• **Stored data entries**
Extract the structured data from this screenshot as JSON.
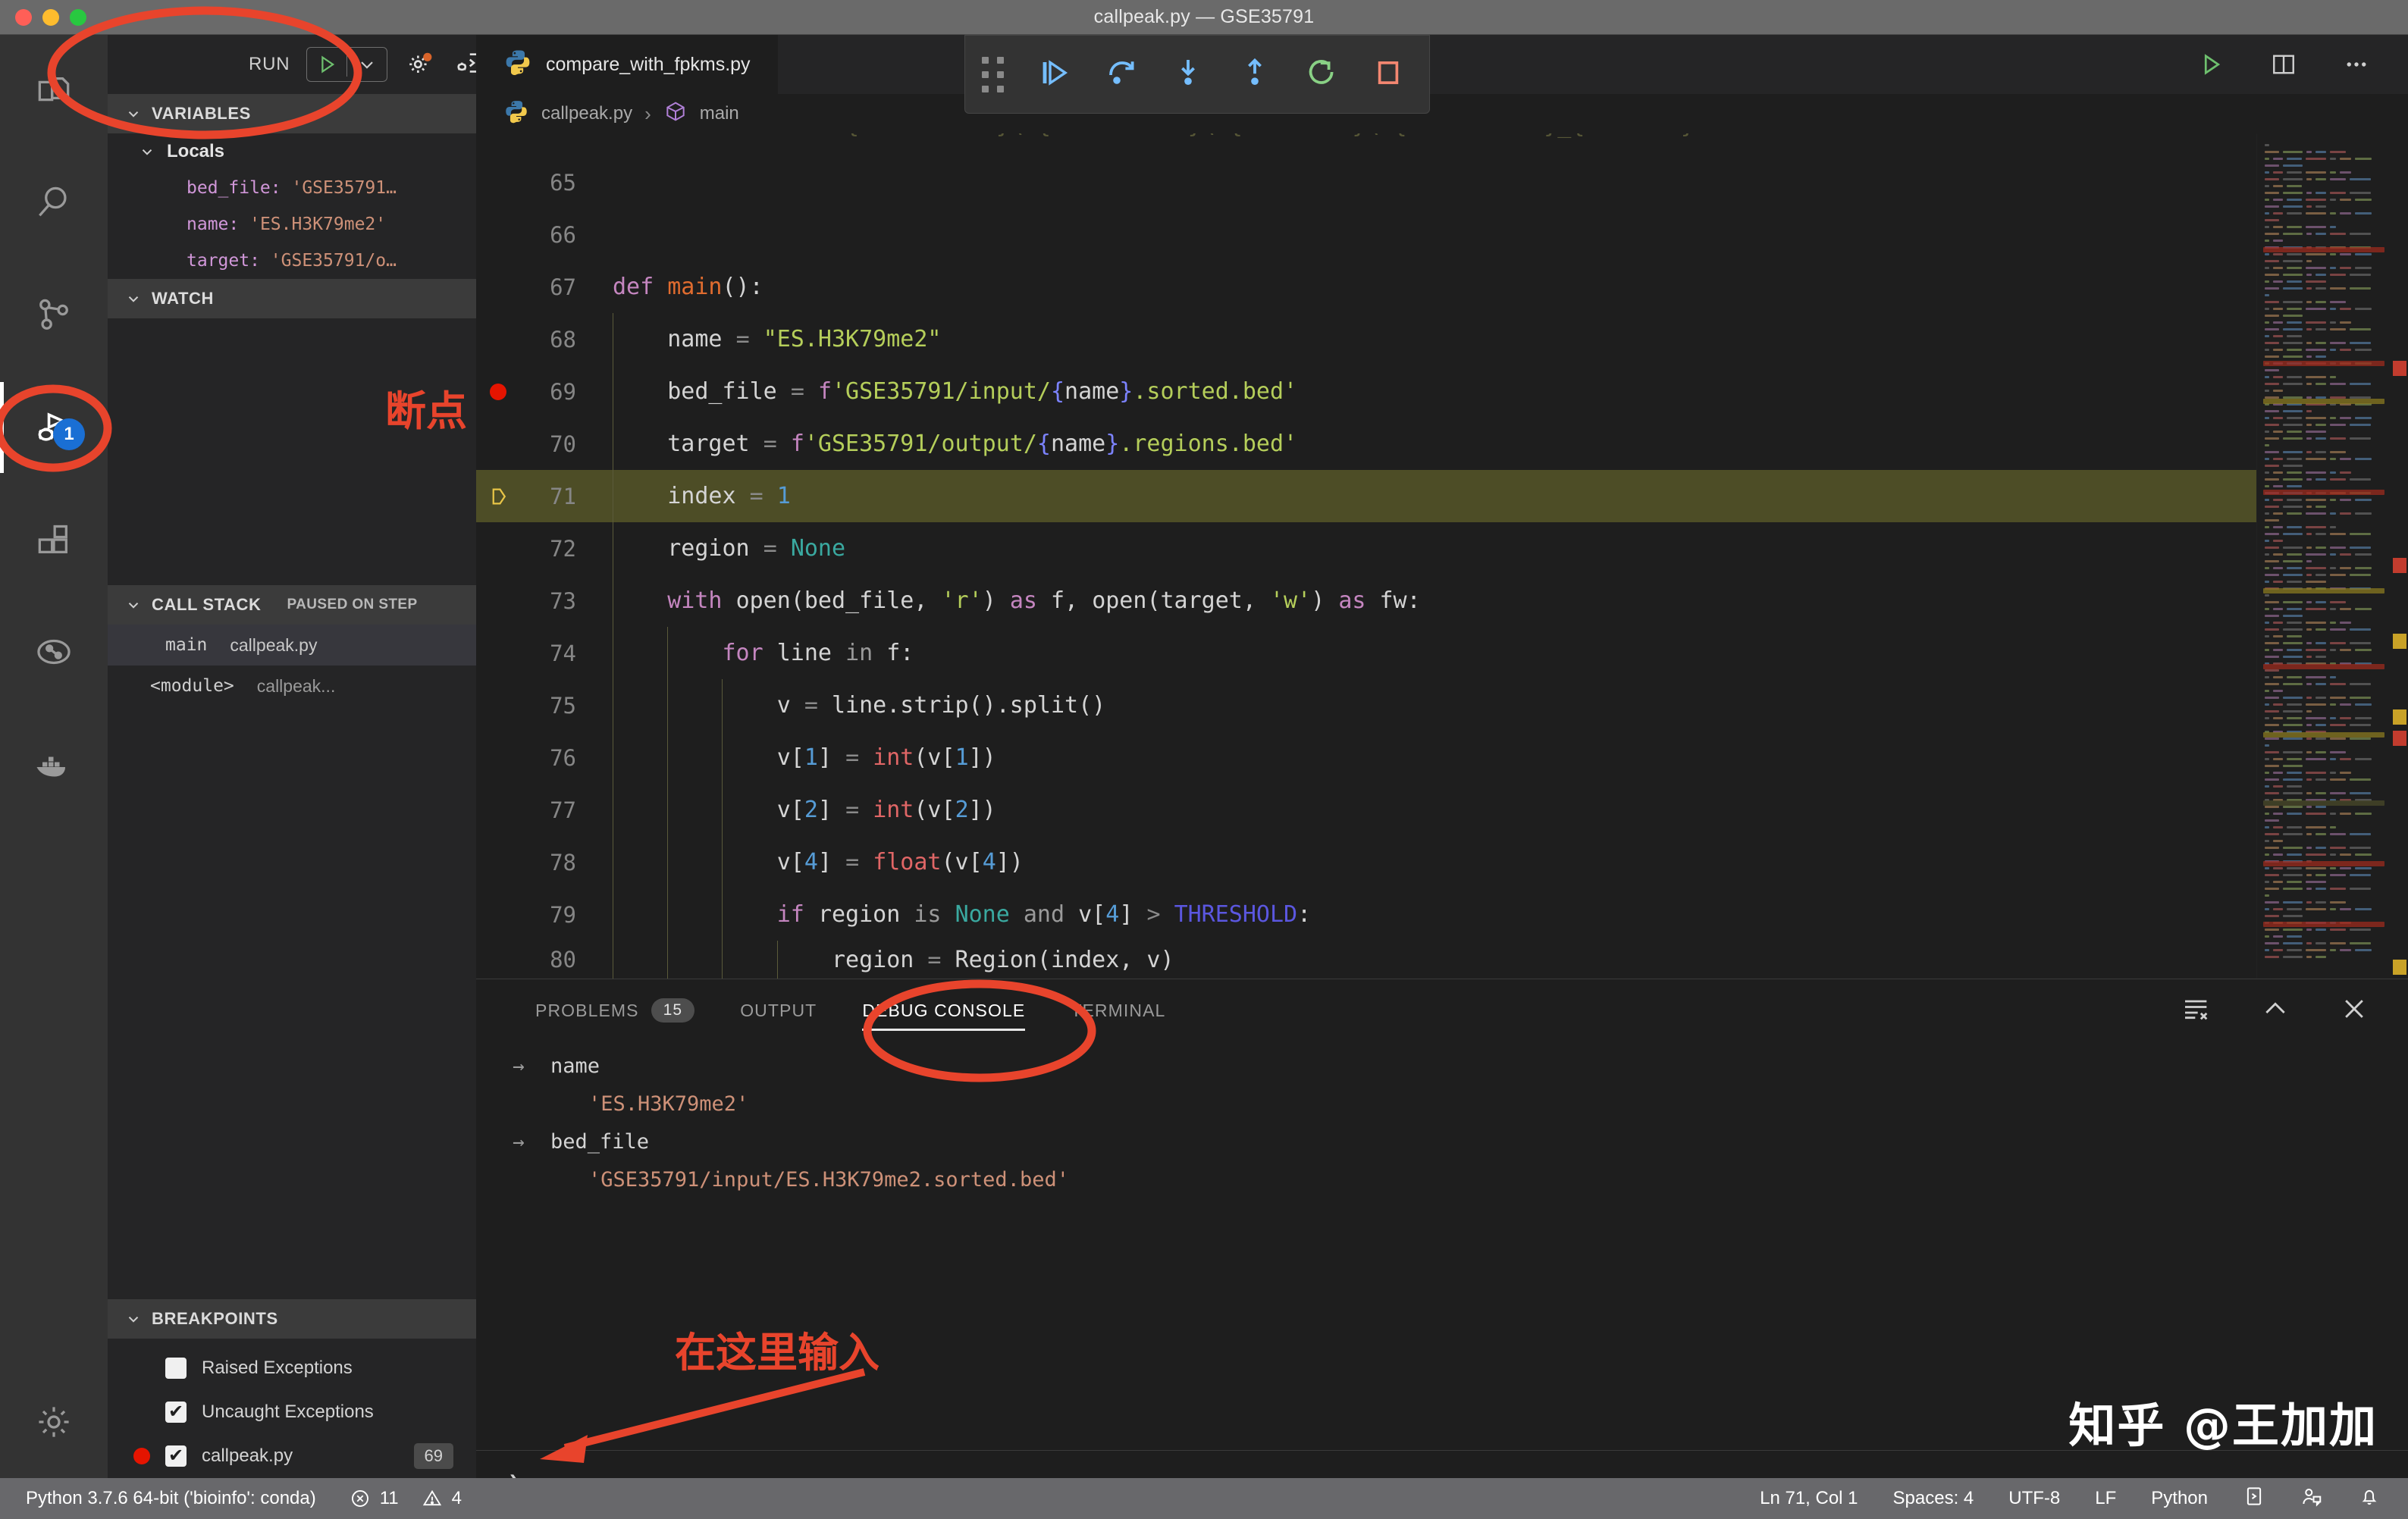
{
  "window": {
    "title": "callpeak.py — GSE35791",
    "traffic_lights": [
      "close",
      "minimize",
      "maximize"
    ]
  },
  "activity_bar": {
    "items": [
      {
        "name": "explorer",
        "icon": "files-icon",
        "active": false
      },
      {
        "name": "search",
        "icon": "search-icon",
        "active": false
      },
      {
        "name": "source-control",
        "icon": "source-control-icon",
        "active": false
      },
      {
        "name": "run-and-debug",
        "icon": "run-debug-icon",
        "active": true,
        "badge": "1"
      },
      {
        "name": "extensions",
        "icon": "extensions-icon",
        "active": false
      },
      {
        "name": "testing",
        "icon": "testing-icon",
        "active": false
      },
      {
        "name": "docker",
        "icon": "docker-icon",
        "active": false
      }
    ],
    "bottom": [
      {
        "name": "manage",
        "icon": "gear-icon"
      }
    ]
  },
  "sidebar": {
    "run_header": {
      "label": "RUN",
      "start_icon": "play-icon",
      "dropdown_icon": "chevron-down-icon",
      "config_icon": "gear-dot-icon",
      "debug_console_icon": "open-debug-console-icon"
    },
    "variables": {
      "title": "VARIABLES",
      "scopes": [
        {
          "name": "Locals",
          "vars": [
            {
              "key": "bed_file:",
              "value": "'GSE35791…"
            },
            {
              "key": "name:",
              "value": "'ES.H3K79me2'"
            },
            {
              "key": "target:",
              "value": "'GSE35791/o…"
            }
          ]
        }
      ]
    },
    "watch": {
      "title": "WATCH",
      "items": []
    },
    "call_stack": {
      "title": "CALL STACK",
      "status": "PAUSED ON STEP",
      "frames": [
        {
          "fn": "main",
          "file": "callpeak.py",
          "selected": true
        },
        {
          "fn": "<module>",
          "file": "callpeak...",
          "selected": false
        }
      ]
    },
    "breakpoints": {
      "title": "BREAKPOINTS",
      "items": [
        {
          "label": "Raised Exceptions",
          "checked": false,
          "dot": false,
          "line": ""
        },
        {
          "label": "Uncaught Exceptions",
          "checked": true,
          "dot": false,
          "line": ""
        },
        {
          "label": "callpeak.py",
          "checked": true,
          "dot": true,
          "line": "69"
        }
      ]
    }
  },
  "editor": {
    "tabs": [
      {
        "label": "compare_with_fpkms.py",
        "icon": "python-icon",
        "active": true
      }
    ],
    "tab_actions": [
      {
        "name": "run-python-file",
        "icon": "play-icon"
      },
      {
        "name": "split-editor",
        "icon": "split-editor-icon"
      },
      {
        "name": "more-actions",
        "icon": "ellipsis-icon"
      }
    ],
    "breadcrumb": {
      "file_icon": "python-icon",
      "file": "callpeak.py",
      "separator": "›",
      "symbol_icon": "symbol-method-icon",
      "symbol": "main"
    },
    "first_visible_line": 65,
    "lines": [
      {
        "num": 65,
        "tokens": []
      },
      {
        "num": 66,
        "tokens": []
      },
      {
        "num": 67,
        "tokens": [
          {
            "t": "def ",
            "c": "t-kw"
          },
          {
            "t": "main",
            "c": "t-fname"
          },
          {
            "t": "():",
            "c": "t-plain"
          }
        ]
      },
      {
        "num": 68,
        "tokens": [
          {
            "t": "    name ",
            "c": "t-plain"
          },
          {
            "t": "= ",
            "c": "t-op"
          },
          {
            "t": "\"ES.H3K79me2\"",
            "c": "t-str"
          }
        ]
      },
      {
        "num": 69,
        "breakpoint": true,
        "tokens": [
          {
            "t": "    bed_file ",
            "c": "t-plain"
          },
          {
            "t": "= ",
            "c": "t-op"
          },
          {
            "t": "f",
            "c": "t-fpre"
          },
          {
            "t": "'GSE35791/input/",
            "c": "t-str"
          },
          {
            "t": "{",
            "c": "t-brace"
          },
          {
            "t": "name",
            "c": "t-plain"
          },
          {
            "t": "}",
            "c": "t-brace"
          },
          {
            "t": ".sorted.bed'",
            "c": "t-str"
          }
        ]
      },
      {
        "num": 70,
        "tokens": [
          {
            "t": "    target ",
            "c": "t-plain"
          },
          {
            "t": "= ",
            "c": "t-op"
          },
          {
            "t": "f",
            "c": "t-fpre"
          },
          {
            "t": "'GSE35791/output/",
            "c": "t-str"
          },
          {
            "t": "{",
            "c": "t-brace"
          },
          {
            "t": "name",
            "c": "t-plain"
          },
          {
            "t": "}",
            "c": "t-brace"
          },
          {
            "t": ".regions.bed'",
            "c": "t-str"
          }
        ]
      },
      {
        "num": 71,
        "current": true,
        "tokens": [
          {
            "t": "    index ",
            "c": "t-plain"
          },
          {
            "t": "= ",
            "c": "t-op"
          },
          {
            "t": "1",
            "c": "t-num"
          }
        ]
      },
      {
        "num": 72,
        "tokens": [
          {
            "t": "    region ",
            "c": "t-plain"
          },
          {
            "t": "= ",
            "c": "t-op"
          },
          {
            "t": "None",
            "c": "t-none"
          }
        ]
      },
      {
        "num": 73,
        "tokens": [
          {
            "t": "    with ",
            "c": "t-kw"
          },
          {
            "t": "open",
            "c": "t-plain"
          },
          {
            "t": "(bed_file, ",
            "c": "t-plain"
          },
          {
            "t": "'r'",
            "c": "t-str"
          },
          {
            "t": ") ",
            "c": "t-plain"
          },
          {
            "t": "as ",
            "c": "t-kw"
          },
          {
            "t": "f, ",
            "c": "t-plain"
          },
          {
            "t": "open",
            "c": "t-plain"
          },
          {
            "t": "(target, ",
            "c": "t-plain"
          },
          {
            "t": "'w'",
            "c": "t-str"
          },
          {
            "t": ") ",
            "c": "t-plain"
          },
          {
            "t": "as ",
            "c": "t-kw"
          },
          {
            "t": "fw:",
            "c": "t-plain"
          }
        ]
      },
      {
        "num": 74,
        "tokens": [
          {
            "t": "        for ",
            "c": "t-kw"
          },
          {
            "t": "line ",
            "c": "t-plain"
          },
          {
            "t": "in ",
            "c": "t-dim"
          },
          {
            "t": "f:",
            "c": "t-plain"
          }
        ]
      },
      {
        "num": 75,
        "tokens": [
          {
            "t": "            v ",
            "c": "t-plain"
          },
          {
            "t": "= ",
            "c": "t-op"
          },
          {
            "t": "line.strip().split()",
            "c": "t-plain"
          }
        ]
      },
      {
        "num": 76,
        "tokens": [
          {
            "t": "            v[",
            "c": "t-plain"
          },
          {
            "t": "1",
            "c": "t-num"
          },
          {
            "t": "] ",
            "c": "t-plain"
          },
          {
            "t": "= ",
            "c": "t-op"
          },
          {
            "t": "int",
            "c": "t-builtin"
          },
          {
            "t": "(v[",
            "c": "t-plain"
          },
          {
            "t": "1",
            "c": "t-num"
          },
          {
            "t": "])",
            "c": "t-plain"
          }
        ]
      },
      {
        "num": 77,
        "tokens": [
          {
            "t": "            v[",
            "c": "t-plain"
          },
          {
            "t": "2",
            "c": "t-num"
          },
          {
            "t": "] ",
            "c": "t-plain"
          },
          {
            "t": "= ",
            "c": "t-op"
          },
          {
            "t": "int",
            "c": "t-builtin"
          },
          {
            "t": "(v[",
            "c": "t-plain"
          },
          {
            "t": "2",
            "c": "t-num"
          },
          {
            "t": "])",
            "c": "t-plain"
          }
        ]
      },
      {
        "num": 78,
        "tokens": [
          {
            "t": "            v[",
            "c": "t-plain"
          },
          {
            "t": "4",
            "c": "t-num"
          },
          {
            "t": "] ",
            "c": "t-plain"
          },
          {
            "t": "= ",
            "c": "t-op"
          },
          {
            "t": "float",
            "c": "t-builtin"
          },
          {
            "t": "(v[",
            "c": "t-plain"
          },
          {
            "t": "4",
            "c": "t-num"
          },
          {
            "t": "])",
            "c": "t-plain"
          }
        ]
      },
      {
        "num": 79,
        "tokens": [
          {
            "t": "            if ",
            "c": "t-kw"
          },
          {
            "t": "region ",
            "c": "t-plain"
          },
          {
            "t": "is ",
            "c": "t-dim"
          },
          {
            "t": "None ",
            "c": "t-none"
          },
          {
            "t": "and ",
            "c": "t-dim"
          },
          {
            "t": "v[",
            "c": "t-plain"
          },
          {
            "t": "4",
            "c": "t-num"
          },
          {
            "t": "] ",
            "c": "t-plain"
          },
          {
            "t": "> ",
            "c": "t-op"
          },
          {
            "t": "THRESHOLD",
            "c": "t-const"
          },
          {
            "t": ":",
            "c": "t-plain"
          }
        ]
      },
      {
        "num": 80,
        "partial": true,
        "tokens": [
          {
            "t": "                region ",
            "c": "t-plain"
          },
          {
            "t": "= ",
            "c": "t-op"
          },
          {
            "t": "Region",
            "c": "t-plain"
          },
          {
            "t": "(index, v)",
            "c": "t-plain"
          }
        ]
      }
    ]
  },
  "panel": {
    "tabs": [
      {
        "label": "PROBLEMS",
        "badge": "15",
        "active": false
      },
      {
        "label": "OUTPUT",
        "badge": "",
        "active": false
      },
      {
        "label": "DEBUG CONSOLE",
        "badge": "",
        "active": true
      },
      {
        "label": "TERMINAL",
        "badge": "",
        "active": false
      }
    ],
    "actions": [
      {
        "name": "clear-console-button",
        "icon": "clear-all-icon"
      },
      {
        "name": "maximize-panel-button",
        "icon": "chevron-up-icon"
      },
      {
        "name": "close-panel-button",
        "icon": "close-icon"
      }
    ],
    "console_lines": [
      {
        "arrow": "→",
        "text": "name",
        "kind": "expr"
      },
      {
        "arrow": "",
        "text": "'ES.H3K79me2'",
        "kind": "val"
      },
      {
        "arrow": "→",
        "text": "bed_file",
        "kind": "expr"
      },
      {
        "arrow": "",
        "text": "'GSE35791/input/ES.H3K79me2.sorted.bed'",
        "kind": "val"
      }
    ],
    "repl": {
      "prompt": "›",
      "value": "",
      "placeholder": ""
    }
  },
  "debug_toolbar": {
    "buttons": [
      {
        "name": "drag-handle",
        "icon": "grip-icon",
        "color": "#8a8a8a"
      },
      {
        "name": "continue-button",
        "icon": "continue-icon",
        "color": "#75beff"
      },
      {
        "name": "step-over-button",
        "icon": "step-over-icon",
        "color": "#75beff"
      },
      {
        "name": "step-into-button",
        "icon": "step-into-icon",
        "color": "#75beff"
      },
      {
        "name": "step-out-button",
        "icon": "step-out-icon",
        "color": "#75beff"
      },
      {
        "name": "restart-button",
        "icon": "restart-icon",
        "color": "#89d185"
      },
      {
        "name": "stop-button",
        "icon": "stop-icon",
        "color": "#f48771"
      }
    ]
  },
  "status_bar": {
    "left": [
      {
        "name": "python-interpreter",
        "label": "Python 3.7.6 64-bit ('bioinfo': conda)",
        "icon": ""
      },
      {
        "name": "problems-count",
        "label": "11",
        "icon": "error-icon"
      },
      {
        "name": "warnings-count",
        "label": "4",
        "icon": "warning-icon"
      }
    ],
    "right": [
      {
        "name": "cursor-position",
        "label": "Ln 71, Col 1"
      },
      {
        "name": "indentation",
        "label": "Spaces: 4"
      },
      {
        "name": "encoding",
        "label": "UTF-8"
      },
      {
        "name": "eol",
        "label": "LF"
      },
      {
        "name": "language-mode",
        "label": "Python"
      },
      {
        "name": "open-terminal-button",
        "label": "",
        "icon": "terminal-icon"
      },
      {
        "name": "live-share-button",
        "label": "",
        "icon": "live-share-icon"
      },
      {
        "name": "notifications-button",
        "label": "",
        "icon": "bell-icon"
      }
    ]
  },
  "annotations": {
    "breakpoint_label": "断点",
    "input_here_label": "在这里输入",
    "accent_color": "#e8442c",
    "highlights": [
      {
        "name": "run-button-ellipse",
        "target": "run-button-group"
      },
      {
        "name": "debug-activity-ellipse",
        "target": "run-and-debug-activity-item"
      },
      {
        "name": "debug-console-tab-ellipse",
        "target": "debug-console-tab"
      }
    ]
  },
  "watermark": {
    "text": "知乎 @王加加"
  }
}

• **THE EXERCISE**
Track down every line of the material containing the string "into", and copy it.

• **RESPONSE**
        "name": "step-into-button",
        "icon": "step-into-icon",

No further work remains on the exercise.